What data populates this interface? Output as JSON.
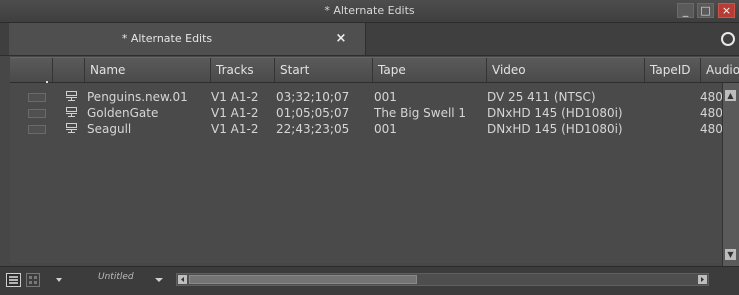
{
  "window": {
    "title": "* Alternate Edits",
    "minimize_glyph": "_",
    "maximize_glyph": "□",
    "close_glyph": "×"
  },
  "tab": {
    "label": "* Alternate Edits",
    "close_glyph": "×"
  },
  "table": {
    "headers": [
      "Name",
      "Tracks",
      "Start",
      "Tape",
      "Video",
      "TapeID",
      "Audio"
    ],
    "rows": [
      {
        "name": "Penguins.new.01",
        "tracks": "V1 A1-2",
        "start": "03;32;10;07",
        "tape": "001",
        "video": "DV 25 411 (NTSC)",
        "audio": "480"
      },
      {
        "name": "GoldenGate",
        "tracks": "V1 A1-2",
        "start": "01;05;05;07",
        "tape": "The Big Swell 1",
        "video": "DNxHD 145 (HD1080i)",
        "audio": "480"
      },
      {
        "name": "Seagull",
        "tracks": "V1 A1-2",
        "start": "22;43;23;05",
        "tape": "001",
        "video": "DNxHD 145 (HD1080i)",
        "audio": "480"
      }
    ]
  },
  "bottombar": {
    "view_label": "Untitled"
  },
  "icons": {
    "clip": "sequence-clip-icon",
    "menu": "hamburger-icon"
  },
  "colors": {
    "close_button": "#b83c33",
    "background": "#474747"
  }
}
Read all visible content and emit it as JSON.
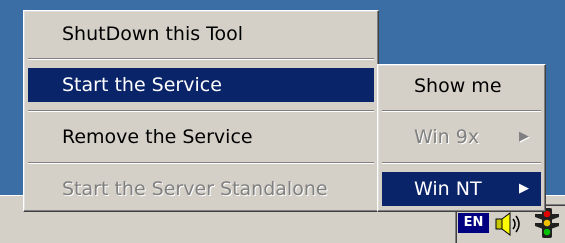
{
  "main_menu": {
    "items": [
      {
        "label": "ShutDown this Tool"
      },
      {
        "label": "Start the Service"
      },
      {
        "label": "Remove the Service"
      },
      {
        "label": "Start the Server Standalone"
      }
    ]
  },
  "sub_menu": {
    "items": [
      {
        "label": "Show me"
      },
      {
        "label": "Win 9x",
        "arrow": "▶"
      },
      {
        "label": "Win NT",
        "arrow": "▶"
      }
    ]
  },
  "tray": {
    "language": "EN",
    "icons": [
      "speaker-icon",
      "traffic-light-icon"
    ]
  },
  "colors": {
    "desktop": "#3a6ea5",
    "menu_bg": "#d4d0c8",
    "selection": "#0a246a",
    "disabled_text": "#808080"
  }
}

# # # #

Restate the full listing verbatim and drop every picture.

What data populates this interface? Output as JSON.
{
  "window": {
    "title": "* Alternate Edits",
    "minimize_glyph": "_",
    "maximize_glyph": "□",
    "close_glyph": "×"
  },
  "tab": {
    "label": "* Alternate Edits",
    "close_glyph": "×"
  },
  "table": {
    "headers": [
      "Name",
      "Tracks",
      "Start",
      "Tape",
      "Video",
      "TapeID",
      "Audio"
    ],
    "rows": [
      {
        "name": "Penguins.new.01",
        "tracks": "V1 A1-2",
        "start": "03;32;10;07",
        "tape": "001",
        "video": "DV 25 411 (NTSC)",
        "audio": "480"
      },
      {
        "name": "GoldenGate",
        "tracks": "V1 A1-2",
        "start": "01;05;05;07",
        "tape": "The Big Swell 1",
        "video": "DNxHD 145 (HD1080i)",
        "audio": "480"
      },
      {
        "name": "Seagull",
        "tracks": "V1 A1-2",
        "start": "22;43;23;05",
        "tape": "001",
        "video": "DNxHD 145 (HD1080i)",
        "audio": "480"
      }
    ]
  },
  "bottombar": {
    "view_label": "Untitled"
  },
  "icons": {
    "clip": "sequence-clip-icon",
    "menu": "hamburger-icon"
  },
  "colors": {
    "close_button": "#b83c33",
    "background": "#474747"
  }
}
Read all visible content and emit it as JSON.
{
  "main_menu": {
    "items": [
      {
        "label": "ShutDown this Tool"
      },
      {
        "label": "Start the Service"
      },
      {
        "label": "Remove the Service"
      },
      {
        "label": "Start the Server Standalone"
      }
    ]
  },
  "sub_menu": {
    "items": [
      {
        "label": "Show me"
      },
      {
        "label": "Win 9x",
        "arrow": "▶"
      },
      {
        "label": "Win NT",
        "arrow": "▶"
      }
    ]
  },
  "tray": {
    "language": "EN",
    "icons": [
      "speaker-icon",
      "traffic-light-icon"
    ]
  },
  "colors": {
    "desktop": "#3a6ea5",
    "menu_bg": "#d4d0c8",
    "selection": "#0a246a",
    "disabled_text": "#808080"
  }
}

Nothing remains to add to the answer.